__Challenges__.
a) Please answer these from the UNet segmentation notebook:
(i) To what height and width are the images resized?
(ii) Which dataset is used for training?
(iii) Which library is named for training the UNet model?
b) Translate this sentence from the UNet segmentation notebook into Spanish: "The encoder uses a pretrained ResNet34 backbone."
c) Pick up the UNet segmentation notebook right after its last line and keep writing the code.

__Text excerpt__.
———
In [None]:
%load_ext autoreload
%autoreload 2

%matplotlib inline

## Organize Imports

In [None]:
import matplotlib.pyplot as plt

In [None]:
import torch
import torch.nn as nn
import torch.nn.functional as F
import torchvision.models as models
import torch.optim as optim
from torch.utils.data import DataLoader, random_split

In [None]:
from torchvision.datasets import OxfordIIITPet
from torchvision.transforms import Compose, Resize, ToTensor, Normalize
import torchvision.transforms.functional as TF

In [None]:
import lightning as pl

# Section A: UNet Segmentation Training with Pretrained ResNet34 Backbone

In this section we will train a UNet model for semantic segmentation. The encoder uses a pretrained ResNet34 backbone. We will use the Oxford-IIIT Pet dataset (downloaded via TorchVision) and train our UNet model using PyTorch Lightning.

In [None]:
# Define transformation pipeline for the dataset
transform = Compose([
    Resize((128, 128)),            # Resize images to 128x128
    ToTensor(),                    # Convert PIL image to tensor
    Normalize(mean=[0.485, 0.456, 0.406], std=[0.229, 0.224, 0.225])
])

target_trf = Compose([
    Resize((128, 128)),            # Resize images to 128x128
    ToTensor(),                    # Convert PIL image to tensor
])

# Download and load the Oxford-IIIT Pet dataset (for segmentation)
pet_dataset = OxfordIIITPet(
    root="oxford-iiit-pet", 
    download=True, 
    target_types="segmentation", 
    transform=transform,
    target_transform=target_trf
)
print("Oxford-IIIT Pet dataset loaded:", len(pet_dataset), "samples")

In [None]:
img, trg = pet_dataset[0]

In [None]:
img.shape, trg.shape

In [None]:
class PretrainedUNet(nn.Module):
    def __init__(self, n_class=1):
        super().__init__()
        # Load a pretrained ResNet34 model
        resnet = models.resnet34(models.resnet.ResNet34_Weights.DEFAULT)
———
__Raw data__.
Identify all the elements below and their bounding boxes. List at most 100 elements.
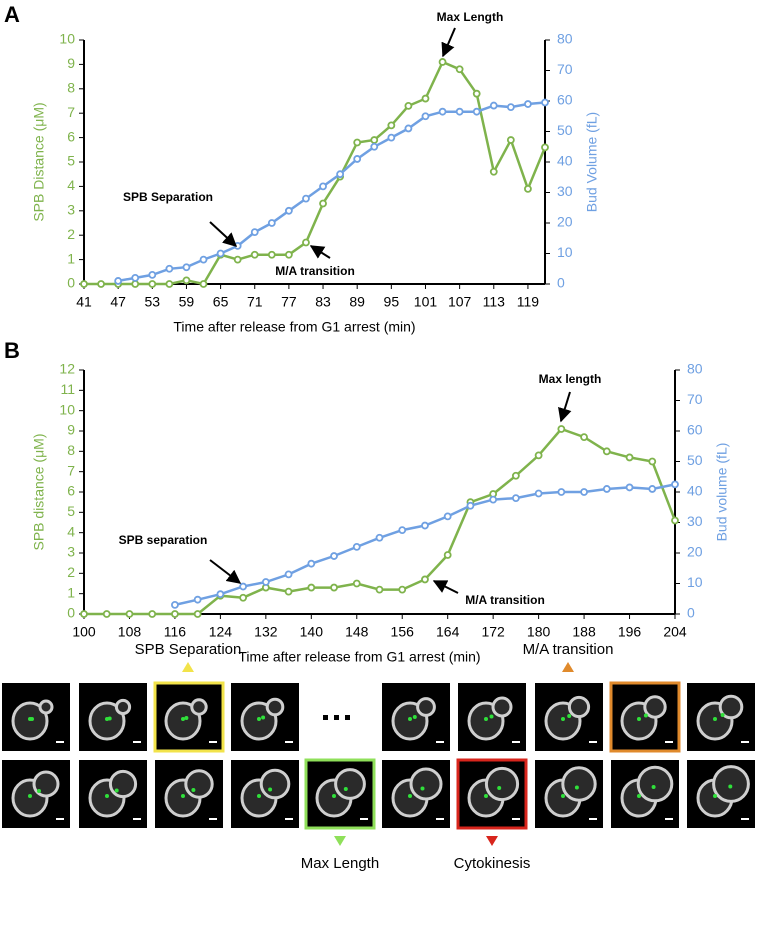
———
__Per-task outputs__.
a)
(i) 128x128
(ii) The Oxford-IIIT Pet dataset
(iii) PyTorch Lightning

b) El codificador utiliza una red troncal ResNet34 preentrenada.

c)
        # comment: Use early layers as the encoder
        self.encoder0 = nn.Sequential(resnet.conv1, resnet.bn1, resnet.relu)  # [B, 64, H/2, W/2]
        self.pool0 = resnet.maxpool  # Reduces spatial size by factor of 2
        self.encoder1 = resnet.layer1  # [B, 64, H/4, W/4]
        self.encoder2 = resnet.layer2  # [B, 128, H/8, W/8]
        self.encoder3 = resnet.layer3  # [B, 256, H/16, W/16]
        self.encoder4 = resnet.layer4  # [B, 512, H/32, W/32]
        
        # comment: Decoder layers with upsampling and skip connections
        self.upconv4 = nn.ConvTranspose2d(512, 256, kernel_size=2, stride=2)
        self.decoder4 = self.double_conv(512, 256)  # Concatenate with encoder3
        
        self.upconv3 = nn.ConvTranspose2d(256, 128, kernel_size=2, stride=2)
        self.decoder3 = self.double_conv(256, 128)  # Concatenate with encoder2
        
        self.upconv2 = nn.ConvTranspose2d(128, 64, kernel_size=2, stride=2)
        self.decoder2 = self.double_conv(128, 64)   # Concatenate with encoder1
        
        self.upconv1 = nn.ConvTranspose2d(64, 64, kernel_size=2, stride=2)
        self.decoder1 = self.double_conv(128, 64)     # Concatenate with encoder0
        
        self.out_conv = nn.Conv2d(64, n_class, kernel_size=1)  # Output layer
        
    def double_conv(self, in_channels, out_channels):
        return nn.Sequential(
            nn.Conv2d(in_channels, out_channels, kernel_size=3, padding=1),
            nn.ReLU(inplace=True),
            nn.Conv2d(out_channels, out_channels, kernel_size=3, padding=1),
            nn.ReLU(inplace=True)
        )
    
    def forward(self, x):
        # Encoder
        x0 = self.encoder0(x)        
        x1 = self.pool0(x0)          
        x1 = self.encoder1(x1)       
        x2 = self.encoder2(x1)       
        x3 = self.encoder3(x2)       
        x4 = self.encoder4(x3)       
        
        # comment: Bottleneck is implicit in x4
        
        # comment: Decoder
        d4 = self.upconv4(x4)        
        d4 = torch.cat([d4, x3], dim=1)  
        d4 = self.decoder4(d4)       
        
        d3 = self.upconv3(d4)        
        d3 = torch.cat([d3, x2], dim=1)  
        d3 = self.decoder3(d3)       
        
        d2 = self.upconv2(d3)        
        d2 = torch.cat([d2, x1], dim=1)  
        d2 = self.decoder2(d2)       
        
        d1 = self.upconv1(d2)        
        d1 = torch.cat([d1, x0], dim=1)  
        d1 = self.decoder1(d1)       
        
        out = self.out_conv(d1)
        out = F.interpolate(out, size=(x.shape[2], x.shape[3]), mode='bilinear', align_corners=False)
        
        return out

# Instantiate UNet with 1 output channel (binary segmentation)
unet_model = PretrainedUNet(n_class=1)
print(unet_model)

In [None]:
class UNetLightning(pl.LightningModule):
    def __init__(self, lr=1e-3):
        super(UNetLightning, self).__init__()
        self.model = unet_model  # comment: Using the UNet defined above
        self.lr = lr
        self.criterion = nn.BCEWithLogitsLoss()

    def forward(self, x):
        return self.model(x)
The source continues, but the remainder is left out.